Using the records provided below, locate and copy each line that contains the word "Presión".
***** Records to process *****
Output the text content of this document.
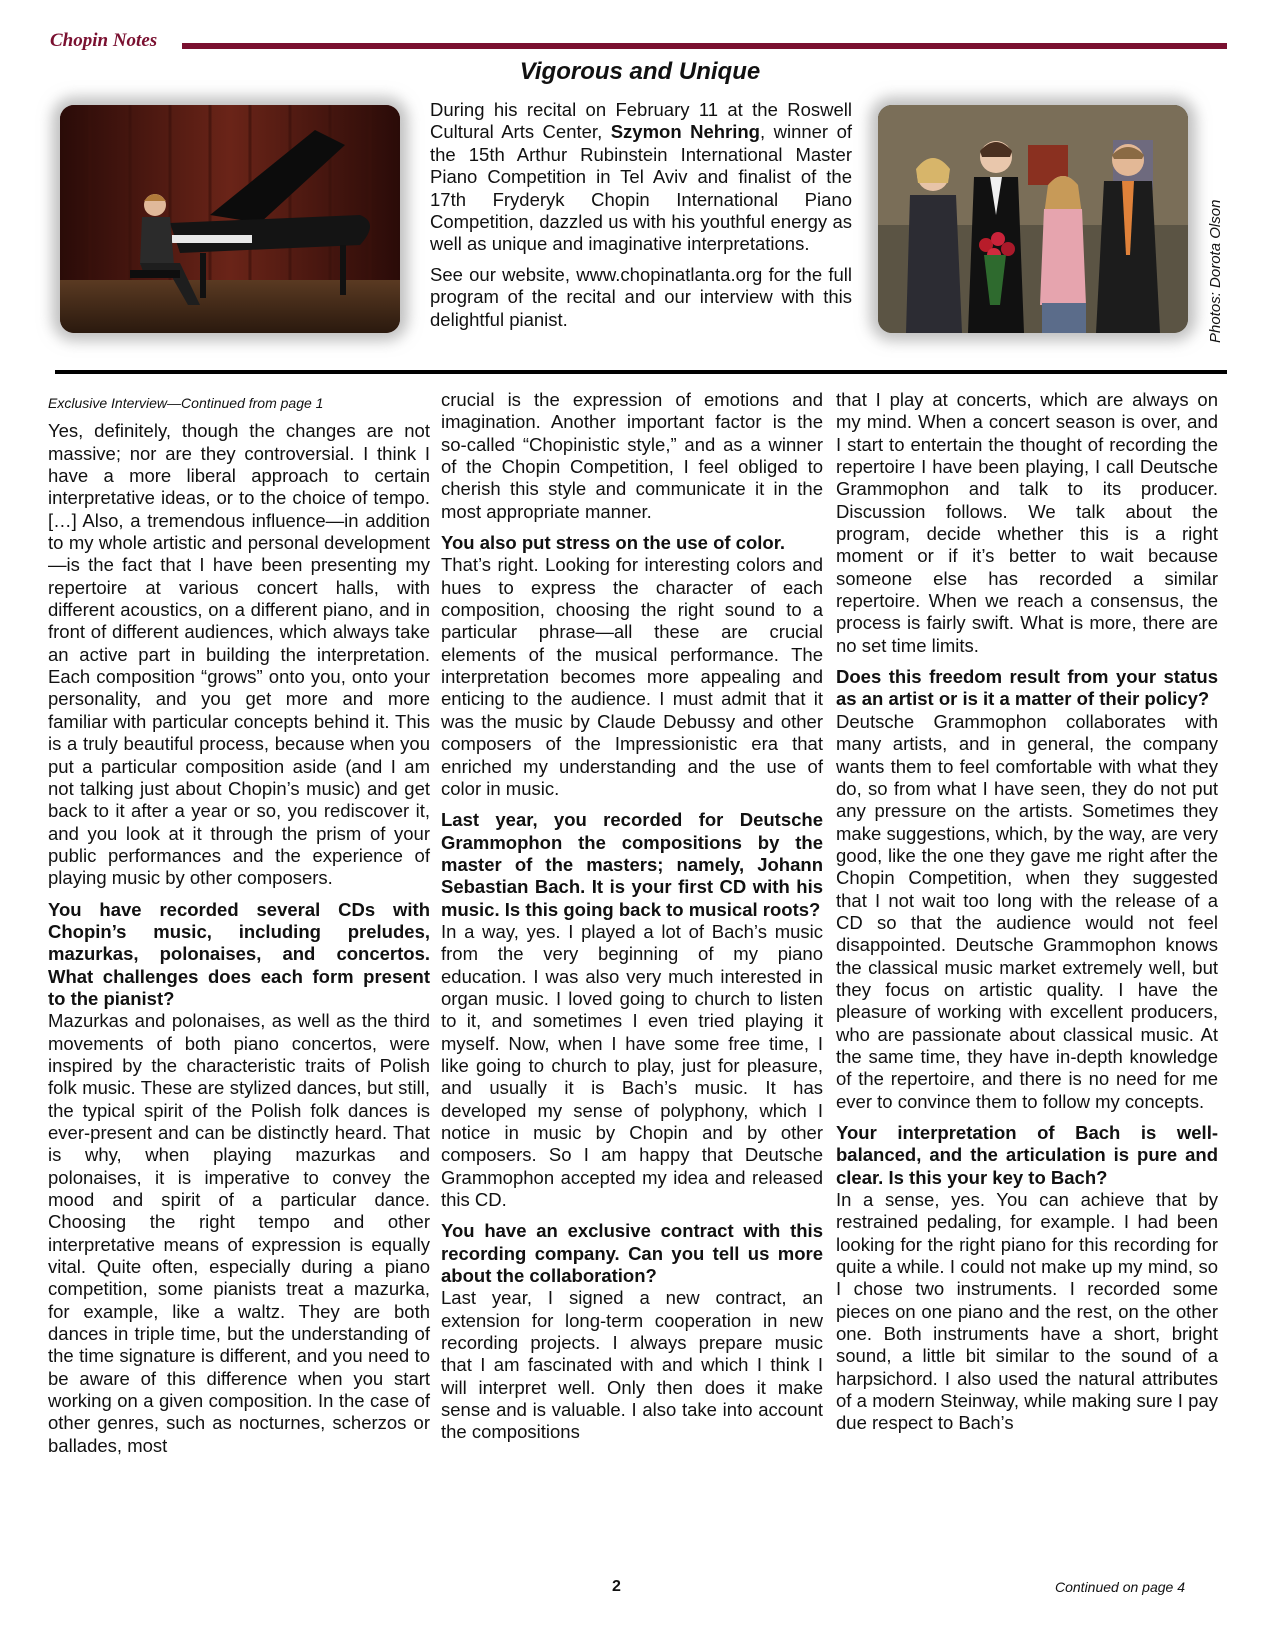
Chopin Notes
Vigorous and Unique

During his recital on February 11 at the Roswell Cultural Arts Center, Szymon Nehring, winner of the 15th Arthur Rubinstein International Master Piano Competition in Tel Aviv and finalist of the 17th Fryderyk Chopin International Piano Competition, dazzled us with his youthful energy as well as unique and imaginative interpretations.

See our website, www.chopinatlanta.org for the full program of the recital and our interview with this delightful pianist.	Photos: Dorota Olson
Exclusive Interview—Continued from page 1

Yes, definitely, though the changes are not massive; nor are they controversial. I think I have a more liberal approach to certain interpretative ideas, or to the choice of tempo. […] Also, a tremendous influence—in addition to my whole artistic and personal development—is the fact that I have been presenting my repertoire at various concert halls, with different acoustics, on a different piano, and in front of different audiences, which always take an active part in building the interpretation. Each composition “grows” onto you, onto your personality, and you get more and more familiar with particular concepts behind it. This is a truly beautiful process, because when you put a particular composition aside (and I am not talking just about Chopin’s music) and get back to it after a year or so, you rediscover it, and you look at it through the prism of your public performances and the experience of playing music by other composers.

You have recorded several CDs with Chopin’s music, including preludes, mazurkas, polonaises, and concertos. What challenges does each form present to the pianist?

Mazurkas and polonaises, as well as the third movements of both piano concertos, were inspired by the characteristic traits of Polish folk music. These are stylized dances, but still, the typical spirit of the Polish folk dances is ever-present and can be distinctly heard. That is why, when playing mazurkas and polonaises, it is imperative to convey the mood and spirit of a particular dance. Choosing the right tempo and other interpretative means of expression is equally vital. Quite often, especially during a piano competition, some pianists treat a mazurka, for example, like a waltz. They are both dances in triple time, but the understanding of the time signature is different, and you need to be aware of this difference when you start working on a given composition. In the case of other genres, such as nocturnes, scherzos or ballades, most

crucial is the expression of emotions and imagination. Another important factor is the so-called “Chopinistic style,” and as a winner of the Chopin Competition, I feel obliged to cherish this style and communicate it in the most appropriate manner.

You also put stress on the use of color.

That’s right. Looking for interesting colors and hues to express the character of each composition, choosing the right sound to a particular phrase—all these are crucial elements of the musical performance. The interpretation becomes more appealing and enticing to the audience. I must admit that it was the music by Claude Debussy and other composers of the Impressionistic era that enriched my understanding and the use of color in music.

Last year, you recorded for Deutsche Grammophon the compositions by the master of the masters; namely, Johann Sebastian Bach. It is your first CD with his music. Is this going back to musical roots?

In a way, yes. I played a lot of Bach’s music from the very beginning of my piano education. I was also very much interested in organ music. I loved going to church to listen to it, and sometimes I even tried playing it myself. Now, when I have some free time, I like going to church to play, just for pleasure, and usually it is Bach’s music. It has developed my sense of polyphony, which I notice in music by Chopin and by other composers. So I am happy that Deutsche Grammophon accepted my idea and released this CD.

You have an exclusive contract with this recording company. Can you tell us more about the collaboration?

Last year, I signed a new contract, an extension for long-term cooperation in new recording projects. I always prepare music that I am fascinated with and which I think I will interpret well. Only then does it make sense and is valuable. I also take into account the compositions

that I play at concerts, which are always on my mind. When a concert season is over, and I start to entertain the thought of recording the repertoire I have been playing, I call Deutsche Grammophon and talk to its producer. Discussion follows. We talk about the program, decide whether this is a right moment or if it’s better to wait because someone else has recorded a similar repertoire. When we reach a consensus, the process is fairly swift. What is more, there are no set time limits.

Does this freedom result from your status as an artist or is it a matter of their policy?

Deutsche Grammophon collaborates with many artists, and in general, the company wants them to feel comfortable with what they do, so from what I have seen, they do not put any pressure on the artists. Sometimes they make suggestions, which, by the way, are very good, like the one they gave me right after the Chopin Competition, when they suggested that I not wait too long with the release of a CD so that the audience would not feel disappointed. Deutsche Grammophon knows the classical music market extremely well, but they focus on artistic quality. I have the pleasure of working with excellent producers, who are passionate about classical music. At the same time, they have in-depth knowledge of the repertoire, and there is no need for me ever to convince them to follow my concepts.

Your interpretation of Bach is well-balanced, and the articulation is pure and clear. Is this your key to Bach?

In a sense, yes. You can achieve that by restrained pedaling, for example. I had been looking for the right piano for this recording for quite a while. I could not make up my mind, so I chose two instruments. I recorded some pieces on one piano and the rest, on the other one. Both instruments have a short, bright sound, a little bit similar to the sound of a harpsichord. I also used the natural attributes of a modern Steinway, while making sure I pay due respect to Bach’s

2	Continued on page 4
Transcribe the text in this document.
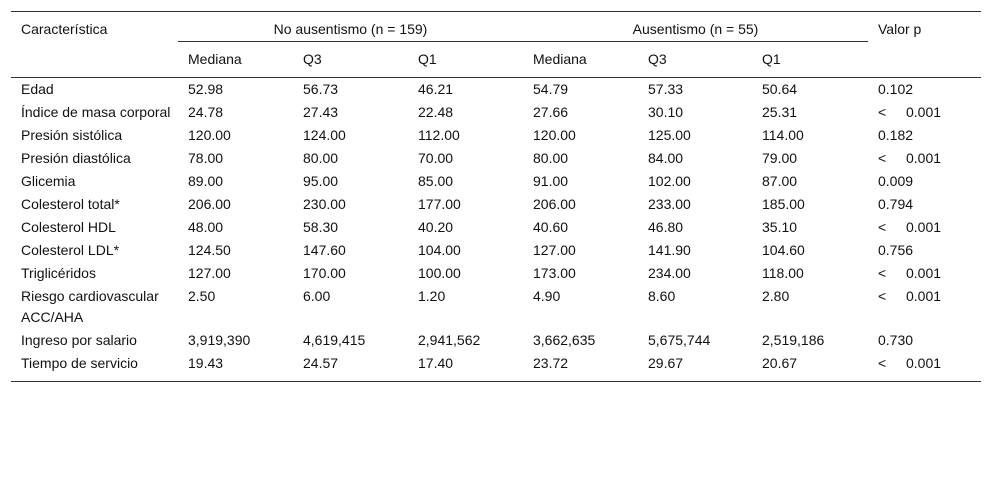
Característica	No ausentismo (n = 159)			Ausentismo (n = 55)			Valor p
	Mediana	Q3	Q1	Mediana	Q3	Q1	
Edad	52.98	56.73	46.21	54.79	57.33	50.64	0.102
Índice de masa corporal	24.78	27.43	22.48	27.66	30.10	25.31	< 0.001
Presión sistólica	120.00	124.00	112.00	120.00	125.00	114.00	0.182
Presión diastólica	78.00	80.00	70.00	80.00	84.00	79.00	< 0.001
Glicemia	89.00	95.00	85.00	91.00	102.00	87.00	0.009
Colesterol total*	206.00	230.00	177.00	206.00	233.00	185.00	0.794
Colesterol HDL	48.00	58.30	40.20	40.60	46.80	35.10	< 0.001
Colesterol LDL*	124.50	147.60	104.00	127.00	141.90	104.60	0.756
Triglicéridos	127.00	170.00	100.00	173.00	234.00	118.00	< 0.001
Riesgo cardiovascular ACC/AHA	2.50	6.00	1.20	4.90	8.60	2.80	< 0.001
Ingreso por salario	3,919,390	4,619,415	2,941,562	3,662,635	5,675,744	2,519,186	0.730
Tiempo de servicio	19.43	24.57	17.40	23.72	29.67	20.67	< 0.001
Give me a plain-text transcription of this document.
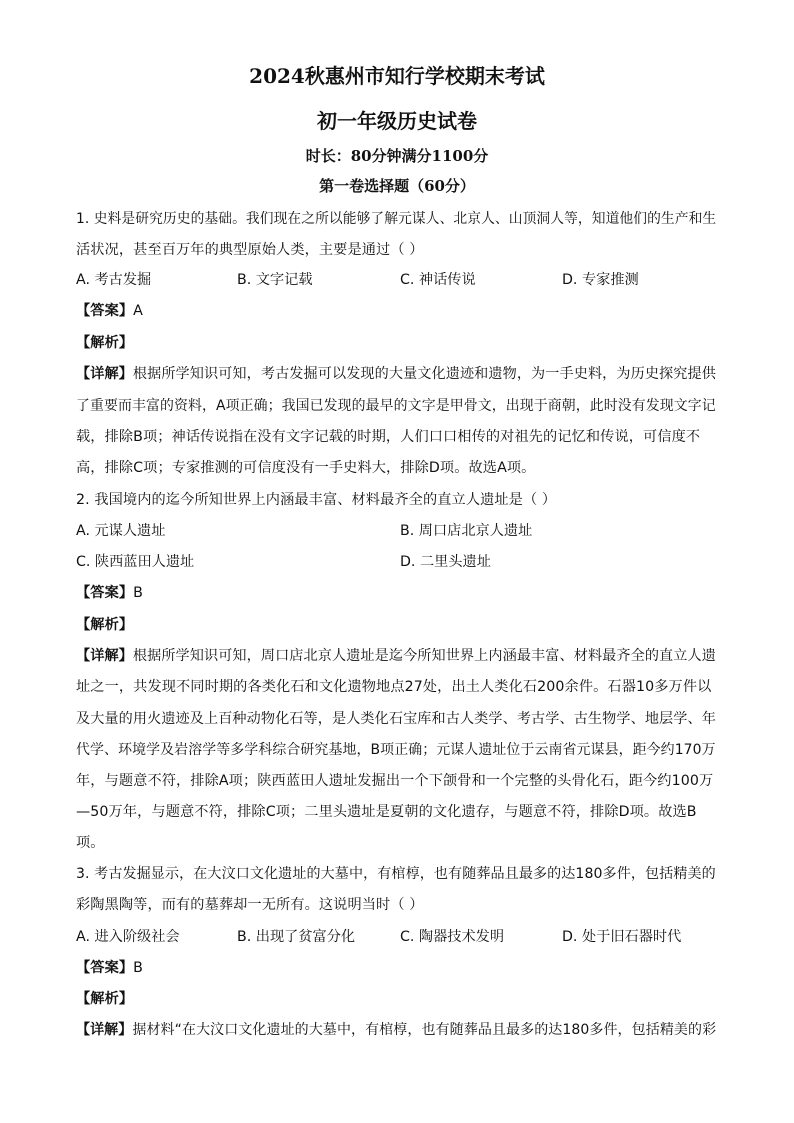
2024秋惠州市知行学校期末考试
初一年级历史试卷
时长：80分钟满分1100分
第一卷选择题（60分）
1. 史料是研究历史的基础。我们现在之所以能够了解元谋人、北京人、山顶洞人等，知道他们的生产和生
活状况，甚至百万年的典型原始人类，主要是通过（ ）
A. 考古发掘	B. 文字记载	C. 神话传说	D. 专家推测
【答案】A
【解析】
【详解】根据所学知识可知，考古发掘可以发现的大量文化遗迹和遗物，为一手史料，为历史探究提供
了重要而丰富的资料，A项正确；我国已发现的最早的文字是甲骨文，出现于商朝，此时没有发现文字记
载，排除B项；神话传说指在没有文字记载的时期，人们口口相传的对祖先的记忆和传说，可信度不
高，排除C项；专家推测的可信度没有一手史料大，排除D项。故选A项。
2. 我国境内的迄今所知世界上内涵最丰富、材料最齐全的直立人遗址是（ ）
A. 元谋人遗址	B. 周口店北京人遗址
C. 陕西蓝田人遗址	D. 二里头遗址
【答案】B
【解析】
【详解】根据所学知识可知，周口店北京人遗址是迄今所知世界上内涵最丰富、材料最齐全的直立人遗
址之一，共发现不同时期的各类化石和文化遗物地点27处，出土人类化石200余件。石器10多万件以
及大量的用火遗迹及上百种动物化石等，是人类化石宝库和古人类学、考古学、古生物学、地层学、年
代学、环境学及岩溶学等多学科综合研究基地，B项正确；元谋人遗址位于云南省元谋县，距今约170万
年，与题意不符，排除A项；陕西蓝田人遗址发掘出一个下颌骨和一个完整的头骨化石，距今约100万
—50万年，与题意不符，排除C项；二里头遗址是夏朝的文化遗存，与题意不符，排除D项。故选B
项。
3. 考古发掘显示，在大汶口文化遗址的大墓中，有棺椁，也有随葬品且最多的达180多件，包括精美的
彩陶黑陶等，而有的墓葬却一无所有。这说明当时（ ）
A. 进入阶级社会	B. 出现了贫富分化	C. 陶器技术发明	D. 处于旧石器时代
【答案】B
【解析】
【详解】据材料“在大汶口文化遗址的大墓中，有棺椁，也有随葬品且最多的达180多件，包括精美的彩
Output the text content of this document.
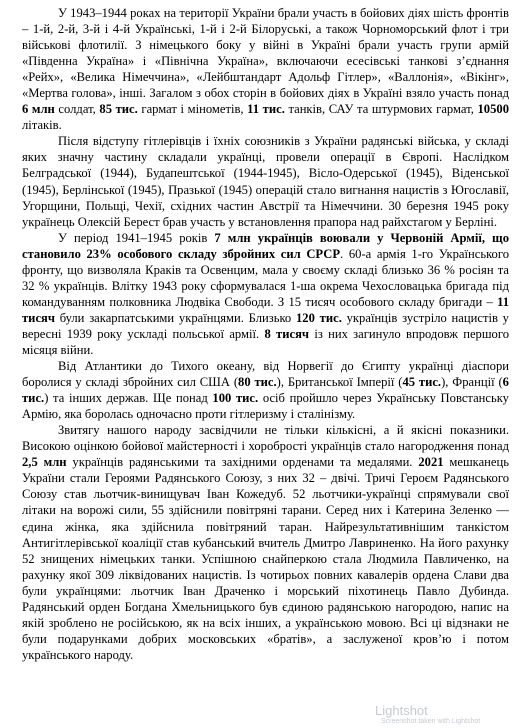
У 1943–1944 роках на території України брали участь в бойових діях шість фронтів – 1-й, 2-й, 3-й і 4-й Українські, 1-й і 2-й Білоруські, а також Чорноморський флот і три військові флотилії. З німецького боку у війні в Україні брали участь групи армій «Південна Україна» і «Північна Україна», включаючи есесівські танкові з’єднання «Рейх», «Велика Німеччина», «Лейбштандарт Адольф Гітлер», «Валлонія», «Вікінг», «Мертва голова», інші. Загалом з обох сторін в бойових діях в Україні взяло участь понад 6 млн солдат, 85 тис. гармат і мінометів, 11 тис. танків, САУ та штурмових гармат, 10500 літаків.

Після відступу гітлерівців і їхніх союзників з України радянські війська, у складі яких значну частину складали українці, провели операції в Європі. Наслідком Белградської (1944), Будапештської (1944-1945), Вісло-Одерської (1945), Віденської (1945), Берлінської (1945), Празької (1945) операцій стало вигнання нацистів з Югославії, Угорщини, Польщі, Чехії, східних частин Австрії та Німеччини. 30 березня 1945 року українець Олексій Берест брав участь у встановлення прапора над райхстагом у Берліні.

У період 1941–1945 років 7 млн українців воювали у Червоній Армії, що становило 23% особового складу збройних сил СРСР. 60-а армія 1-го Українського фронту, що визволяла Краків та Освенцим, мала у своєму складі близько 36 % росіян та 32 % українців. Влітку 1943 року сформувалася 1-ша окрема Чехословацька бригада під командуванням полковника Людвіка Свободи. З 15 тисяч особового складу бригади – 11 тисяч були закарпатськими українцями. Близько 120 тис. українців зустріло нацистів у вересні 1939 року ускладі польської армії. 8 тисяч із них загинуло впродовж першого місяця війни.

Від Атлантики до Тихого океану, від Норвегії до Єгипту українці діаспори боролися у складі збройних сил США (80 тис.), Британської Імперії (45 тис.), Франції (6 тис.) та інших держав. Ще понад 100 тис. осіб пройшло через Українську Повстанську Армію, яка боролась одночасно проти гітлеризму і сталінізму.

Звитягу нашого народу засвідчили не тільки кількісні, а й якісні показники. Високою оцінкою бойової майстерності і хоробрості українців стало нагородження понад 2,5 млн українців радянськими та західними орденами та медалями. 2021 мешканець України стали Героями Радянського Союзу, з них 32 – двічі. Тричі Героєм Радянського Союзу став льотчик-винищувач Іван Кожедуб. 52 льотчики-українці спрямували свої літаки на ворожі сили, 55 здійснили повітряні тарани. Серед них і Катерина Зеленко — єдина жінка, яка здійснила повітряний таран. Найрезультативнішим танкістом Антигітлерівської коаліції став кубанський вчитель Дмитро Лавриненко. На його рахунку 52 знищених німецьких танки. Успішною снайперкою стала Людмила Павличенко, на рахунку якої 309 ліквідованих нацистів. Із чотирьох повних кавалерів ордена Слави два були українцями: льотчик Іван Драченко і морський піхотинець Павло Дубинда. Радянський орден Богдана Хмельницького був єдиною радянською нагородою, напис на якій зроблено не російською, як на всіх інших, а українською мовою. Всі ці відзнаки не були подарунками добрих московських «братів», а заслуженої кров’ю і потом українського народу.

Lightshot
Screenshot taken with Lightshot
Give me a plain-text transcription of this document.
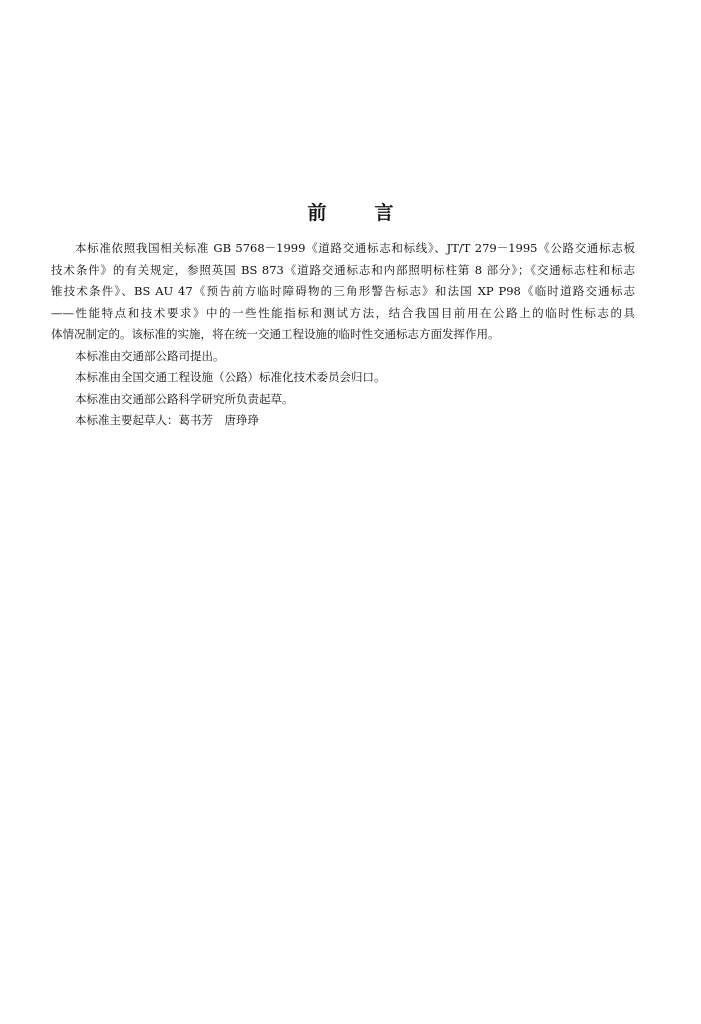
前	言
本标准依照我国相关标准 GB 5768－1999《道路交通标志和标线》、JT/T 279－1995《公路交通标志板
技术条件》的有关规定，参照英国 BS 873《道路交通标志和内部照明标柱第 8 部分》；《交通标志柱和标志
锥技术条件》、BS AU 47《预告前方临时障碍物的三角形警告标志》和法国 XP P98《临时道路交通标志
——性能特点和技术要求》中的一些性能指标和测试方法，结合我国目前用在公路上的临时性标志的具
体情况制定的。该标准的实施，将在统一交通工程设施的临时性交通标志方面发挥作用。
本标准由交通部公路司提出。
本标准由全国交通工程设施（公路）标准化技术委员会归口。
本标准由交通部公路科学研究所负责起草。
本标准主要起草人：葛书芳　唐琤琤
*****
▶ _Output for this task_:
Presión sistólica	120.00	124.00	112.00	120.00	125.00	114.00	0.182
Presión diastólica	78.00	80.00	70.00	80.00	84.00	79.00	< 0.001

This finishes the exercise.